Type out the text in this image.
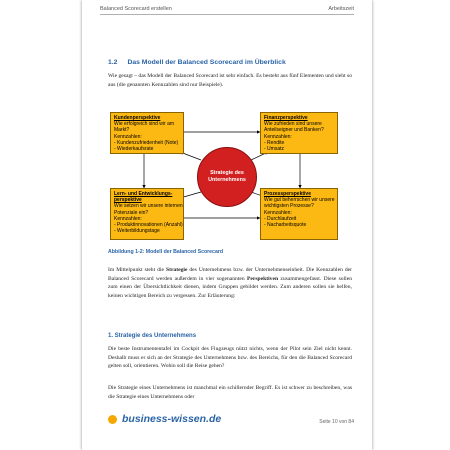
Balanced Scorecard erstellen	Arbeitszeit
1.2 Das Modell der Balanced Scorecard im Überblick

Wie gesagt – das Modell der Balanced Scorecard ist sehr einfach. Es besteht aus fünf Elementen und sieht so aus (die genannten Kennzahlen sind nur Beispiele).

Kundenperspektive
Wie erfolgreich sind wir am
Markt?
Kennzahlen:
- Kundenzufriedenheit (Note)
- Wiederkaufsrate
Finanzperspektive
Wie zufrieden sind unsere
Anteilseigner und Banken?
Kennzahlen:
- Rendite
- Umsatz
Lern- und Entwicklungs-
perspektive
Wie setzen wir unsere internen
Potenziale ein?
Kennzahlen:
- Produktinnovationen (Anzahl)
- Weiterbildungstage
Prozessperspektive
Wie gut beherrschen wir unsere
wichtigsten Prozesse?
Kennzahlen:
- Durchlaufzeit
- Nacharbeitsquote
Strategie des Unternehmens
Abbildung 1-2: Modell der Balanced Scorecard

Im Mittelpunkt steht die Strategie des Unternehmens bzw. der Unternehmenseinheit. Die Kennzahlen der Balanced Scorecard werden außerdem in vier sogenannten Perspektiven zusammengefasst. Diese sollen zum einen der Übersichtlichkeit dienen, indem Gruppen gebildet werden. Zum anderen sollen sie helfen, keinen wichtigen Bereich zu vergessen. Zur Erläuterung:

1. Strategie des Unternehmens

Die beste Instrumententafel im Cockpit des Flugzeugs nützt nichts, wenn der Pilot sein Ziel nicht kennt. Deshalb muss er sich an der Strategie des Unternehmens bzw. des Bereichs, für den die Balanced Scorecard gelten soll, orientieren. Wohin soll die Reise gehen?

Die Strategie eines Unternehmens ist manchmal ein schillernder Begriff. Es ist schwer zu beschreiben, was die Strategie eines Unternehmens oder

business-wissen.de	Seite 10 von 84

Exercise objective -
Quote all the lines above exactly as given. Do not include the pictures.

Response -
Type out the text in this image.
Balanced Scorecard erstellen	Arbeitszeit
1.2 Das Modell der Balanced Scorecard im Überblick

Wie gesagt – das Modell der Balanced Scorecard ist sehr einfach. Es besteht aus fünf Elementen und sieht so aus (die genannten Kennzahlen sind nur Beispiele).

Kundenperspektive
Wie erfolgreich sind wir am
Markt?
Kennzahlen:
- Kundenzufriedenheit (Note)
- Wiederkaufsrate
Finanzperspektive
Wie zufrieden sind unsere
Anteilseigner und Banken?
Kennzahlen:
- Rendite
- Umsatz
Lern- und Entwicklungs-
perspektive
Wie setzen wir unsere internen
Potenziale ein?
Kennzahlen:
- Produktinnovationen (Anzahl)
- Weiterbildungstage
Prozessperspektive
Wie gut beherrschen wir unsere
wichtigsten Prozesse?
Kennzahlen:
- Durchlaufzeit
- Nacharbeitsquote
Strategie des Unternehmens
Abbildung 1-2: Modell der Balanced Scorecard

Im Mittelpunkt steht die Strategie des Unternehmens bzw. der Unternehmenseinheit. Die Kennzahlen der Balanced Scorecard werden außerdem in vier sogenannten Perspektiven zusammengefasst. Diese sollen zum einen der Übersichtlichkeit dienen, indem Gruppen gebildet werden. Zum anderen sollen sie helfen, keinen wichtigen Bereich zu vergessen. Zur Erläuterung:

1. Strategie des Unternehmens

Die beste Instrumententafel im Cockpit des Flugzeugs nützt nichts, wenn der Pilot sein Ziel nicht kennt. Deshalb muss er sich an der Strategie des Unternehmens bzw. des Bereichs, für den die Balanced Scorecard gelten soll, orientieren. Wohin soll die Reise gehen?

Die Strategie eines Unternehmens ist manchmal ein schillernder Begriff. Es ist schwer zu beschreiben, was die Strategie eines Unternehmens oder

business-wissen.de	Seite 10 von 84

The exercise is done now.